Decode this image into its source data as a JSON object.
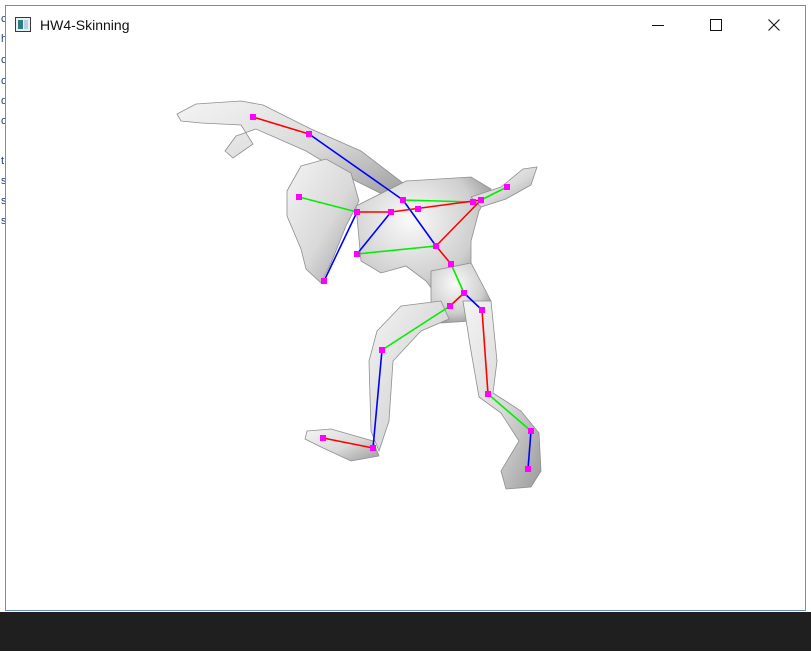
{
  "window": {
    "title": "HW4-Skinning",
    "icon": "app-window-icon",
    "controls": {
      "minimize": "minimize-icon",
      "maximize": "maximize-icon",
      "close": "close-icon"
    }
  },
  "background": {
    "strip_glyphs": [
      "c",
      "h",
      "c",
      "c",
      "d",
      "c",
      "t",
      "s",
      "s",
      "s"
    ]
  },
  "colors": {
    "window_border": "#6b8fc4",
    "bone_red": "#ff0000",
    "bone_green": "#00ee00",
    "bone_blue": "#0000ff",
    "joint": "#ff00ff",
    "taskbar": "#1f1f1f"
  }
}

++++++++++++++++++++

→ SHORT PROBLEM
Output the lines above in full and exactly as given, omitting any pictures.

→ SOLUTION
Decode this image into its source data as a JSON object.
{
  "window": {
    "title": "HW4-Skinning",
    "icon": "app-window-icon",
    "controls": {
      "minimize": "minimize-icon",
      "maximize": "maximize-icon",
      "close": "close-icon"
    }
  },
  "background": {
    "strip_glyphs": [
      "c",
      "h",
      "c",
      "c",
      "d",
      "c",
      "t",
      "s",
      "s",
      "s"
    ]
  },
  "colors": {
    "window_border": "#6b8fc4",
    "bone_red": "#ff0000",
    "bone_green": "#00ee00",
    "bone_blue": "#0000ff",
    "joint": "#ff00ff",
    "taskbar": "#1f1f1f"
  }
}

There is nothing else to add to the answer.